• REQUIREMENT
Transcribe all records exactly.

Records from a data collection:
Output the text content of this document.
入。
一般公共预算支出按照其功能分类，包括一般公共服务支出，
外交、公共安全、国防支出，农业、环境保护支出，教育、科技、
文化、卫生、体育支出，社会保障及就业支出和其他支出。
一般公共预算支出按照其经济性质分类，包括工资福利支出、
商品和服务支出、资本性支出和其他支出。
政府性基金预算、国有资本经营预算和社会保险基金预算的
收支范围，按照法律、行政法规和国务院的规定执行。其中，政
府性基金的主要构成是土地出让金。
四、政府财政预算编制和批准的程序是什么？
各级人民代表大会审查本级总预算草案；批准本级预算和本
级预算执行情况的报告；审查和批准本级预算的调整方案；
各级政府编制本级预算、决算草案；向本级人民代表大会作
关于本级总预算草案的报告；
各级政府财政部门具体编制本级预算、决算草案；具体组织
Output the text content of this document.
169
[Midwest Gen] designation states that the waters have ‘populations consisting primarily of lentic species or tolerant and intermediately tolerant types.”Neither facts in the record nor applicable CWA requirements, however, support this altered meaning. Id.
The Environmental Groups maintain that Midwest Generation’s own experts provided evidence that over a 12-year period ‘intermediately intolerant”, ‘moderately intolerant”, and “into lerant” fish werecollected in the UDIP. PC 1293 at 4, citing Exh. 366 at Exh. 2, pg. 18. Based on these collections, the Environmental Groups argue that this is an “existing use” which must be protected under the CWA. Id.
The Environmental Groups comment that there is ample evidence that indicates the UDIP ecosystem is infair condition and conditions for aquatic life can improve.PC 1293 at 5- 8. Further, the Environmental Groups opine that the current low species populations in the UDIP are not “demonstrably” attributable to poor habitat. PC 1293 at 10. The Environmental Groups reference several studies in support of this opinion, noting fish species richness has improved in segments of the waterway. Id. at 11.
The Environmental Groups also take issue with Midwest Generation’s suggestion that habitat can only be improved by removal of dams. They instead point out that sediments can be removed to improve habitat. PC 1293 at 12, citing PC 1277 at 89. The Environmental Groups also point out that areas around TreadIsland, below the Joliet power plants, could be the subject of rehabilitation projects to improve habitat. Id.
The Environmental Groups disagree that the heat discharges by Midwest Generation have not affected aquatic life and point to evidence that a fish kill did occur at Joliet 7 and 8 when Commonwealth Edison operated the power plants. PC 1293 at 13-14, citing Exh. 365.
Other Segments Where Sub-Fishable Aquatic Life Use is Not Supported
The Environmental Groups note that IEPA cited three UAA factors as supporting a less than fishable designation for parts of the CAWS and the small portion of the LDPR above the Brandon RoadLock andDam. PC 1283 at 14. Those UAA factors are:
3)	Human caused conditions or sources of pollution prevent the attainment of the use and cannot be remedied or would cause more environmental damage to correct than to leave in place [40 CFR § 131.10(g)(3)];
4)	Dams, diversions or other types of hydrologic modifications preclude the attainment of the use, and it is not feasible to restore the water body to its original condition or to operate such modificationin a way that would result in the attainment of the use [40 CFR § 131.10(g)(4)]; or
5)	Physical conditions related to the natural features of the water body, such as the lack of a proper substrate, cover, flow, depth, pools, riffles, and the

• RESPONSE FOR THIS EXERCISE
Output the text content of this document.
入。
一般公共预算支出按照其功能分类，包括一般公共服务支出，
外交、公共安全、国防支出，农业、环境保护支出，教育、科技、
文化、卫生、体育支出，社会保障及就业支出和其他支出。
一般公共预算支出按照其经济性质分类，包括工资福利支出、
商品和服务支出、资本性支出和其他支出。
政府性基金预算、国有资本经营预算和社会保险基金预算的
收支范围，按照法律、行政法规和国务院的规定执行。其中，政
府性基金的主要构成是土地出让金。
四、政府财政预算编制和批准的程序是什么？
各级人民代表大会审查本级总预算草案；批准本级预算和本
级预算执行情况的报告；审查和批准本级预算的调整方案；
各级政府编制本级预算、决算草案；向本级人民代表大会作
关于本级总预算草案的报告；
各级政府财政部门具体编制本级预算、决算草案；具体组织
Output the text content of this document.
169
[Midwest Gen] designation states that the waters have ‘populations consisting primarily of lentic species or tolerant and intermediately tolerant types.”Neither facts in the record nor applicable CWA requirements, however, support this altered meaning. Id.
The Environmental Groups maintain that Midwest Generation’s own experts provided evidence that over a 12-year period ‘intermediately intolerant”, ‘moderately intolerant”, and “into lerant” fish werecollected in the UDIP. PC 1293 at 4, citing Exh. 366 at Exh. 2, pg. 18. Based on these collections, the Environmental Groups argue that this is an “existing use” which must be protected under the CWA. Id.
The Environmental Groups comment that there is ample evidence that indicates the UDIP ecosystem is infair condition and conditions for aquatic life can improve.PC 1293 at 5- 8. Further, the Environmental Groups opine that the current low species populations in the UDIP are not “demonstrably” attributable to poor habitat. PC 1293 at 10. The Environmental Groups reference several studies in support of this opinion, noting fish species richness has improved in segments of the waterway. Id. at 11.
The Environmental Groups also take issue with Midwest Generation’s suggestion that habitat can only be improved by removal of dams. They instead point out that sediments can be removed to improve habitat. PC 1293 at 12, citing PC 1277 at 89. The Environmental Groups also point out that areas around TreadIsland, below the Joliet power plants, could be the subject of rehabilitation projects to improve habitat. Id.
The Environmental Groups disagree that the heat discharges by Midwest Generation have not affected aquatic life and point to evidence that a fish kill did occur at Joliet 7 and 8 when Commonwealth Edison operated the power plants. PC 1293 at 13-14, citing Exh. 365.
Other Segments Where Sub-Fishable Aquatic Life Use is Not Supported
The Environmental Groups note that IEPA cited three UAA factors as supporting a less than fishable designation for parts of the CAWS and the small portion of the LDPR above the Brandon RoadLock andDam. PC 1283 at 14. Those UAA factors are:
3)	Human caused conditions or sources of pollution prevent the attainment of the use and cannot be remedied or would cause more environmental damage to correct than to leave in place [40 CFR § 131.10(g)(3)];
4)	Dams, diversions or other types of hydrologic modifications preclude the attainment of the use, and it is not feasible to restore the water body to its original condition or to operate such modificationin a way that would result in the attainment of the use [40 CFR § 131.10(g)(4)]; or
5)	Physical conditions related to the natural features of the water body, such as the lack of a proper substrate, cover, flow, depth, pools, riffles, and the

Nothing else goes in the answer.